[Exercise aim]:
Copy every entry exactly as given, minus the images.

[Part of a data file]:
● ● ● ● ●
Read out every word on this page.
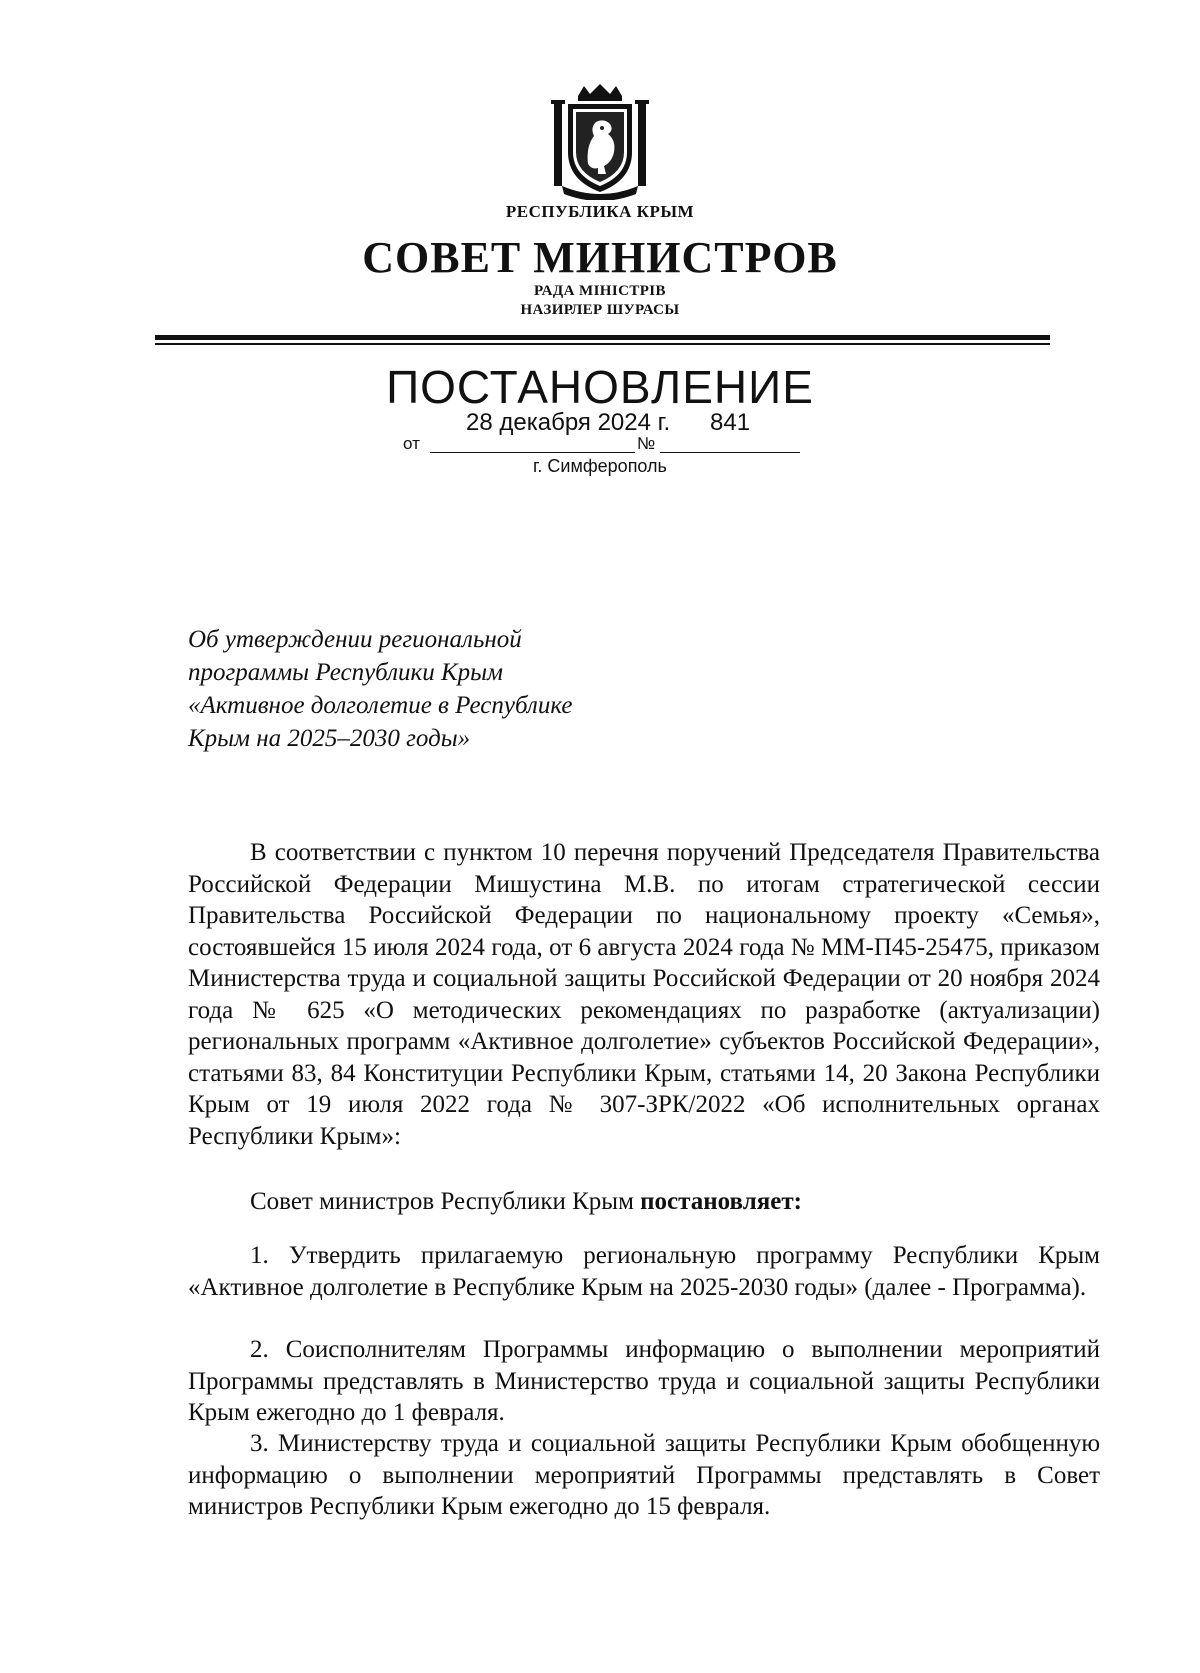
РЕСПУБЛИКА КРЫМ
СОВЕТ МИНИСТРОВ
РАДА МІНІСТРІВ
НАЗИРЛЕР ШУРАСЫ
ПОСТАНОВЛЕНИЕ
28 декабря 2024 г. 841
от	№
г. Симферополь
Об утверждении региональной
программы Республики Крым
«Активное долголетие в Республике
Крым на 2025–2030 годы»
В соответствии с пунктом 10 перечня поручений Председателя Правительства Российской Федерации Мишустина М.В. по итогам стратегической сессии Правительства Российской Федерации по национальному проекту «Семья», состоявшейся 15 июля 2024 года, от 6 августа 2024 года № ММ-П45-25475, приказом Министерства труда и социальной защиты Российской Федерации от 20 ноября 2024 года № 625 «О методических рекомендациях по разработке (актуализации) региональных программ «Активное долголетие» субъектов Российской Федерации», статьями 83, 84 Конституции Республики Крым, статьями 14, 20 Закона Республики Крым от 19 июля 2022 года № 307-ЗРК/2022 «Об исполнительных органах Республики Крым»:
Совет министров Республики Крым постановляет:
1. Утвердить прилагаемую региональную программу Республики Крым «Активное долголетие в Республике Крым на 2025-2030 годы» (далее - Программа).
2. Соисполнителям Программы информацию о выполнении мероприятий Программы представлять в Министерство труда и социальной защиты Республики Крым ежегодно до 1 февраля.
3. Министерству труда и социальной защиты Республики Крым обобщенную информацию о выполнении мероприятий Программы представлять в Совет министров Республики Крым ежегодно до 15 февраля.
● ● ● ● ●
[Completed exercise]:
Read out every word on this page.
РЕСПУБЛИКА КРЫМ
СОВЕТ МИНИСТРОВ
РАДА МІНІСТРІВ
НАЗИРЛЕР ШУРАСЫ
ПОСТАНОВЛЕНИЕ
28 декабря 2024 г. 841
от	№
г. Симферополь
Об утверждении региональной
программы Республики Крым
«Активное долголетие в Республике
Крым на 2025–2030 годы»
В соответствии с пунктом 10 перечня поручений Председателя Правительства Российской Федерации Мишустина М.В. по итогам стратегической сессии Правительства Российской Федерации по национальному проекту «Семья», состоявшейся 15 июля 2024 года, от 6 августа 2024 года № ММ-П45-25475, приказом Министерства труда и социальной защиты Российской Федерации от 20 ноября 2024 года № 625 «О методических рекомендациях по разработке (актуализации) региональных программ «Активное долголетие» субъектов Российской Федерации», статьями 83, 84 Конституции Республики Крым, статьями 14, 20 Закона Республики Крым от 19 июля 2022 года № 307-ЗРК/2022 «Об исполнительных органах Республики Крым»:
Совет министров Республики Крым постановляет:
1. Утвердить прилагаемую региональную программу Республики Крым «Активное долголетие в Республике Крым на 2025-2030 годы» (далее - Программа).
2. Соисполнителям Программы информацию о выполнении мероприятий Программы представлять в Министерство труда и социальной защиты Республики Крым ежегодно до 1 февраля.
3. Министерству труда и социальной защиты Республики Крым обобщенную информацию о выполнении мероприятий Программы представлять в Совет министров Республики Крым ежегодно до 15 февраля.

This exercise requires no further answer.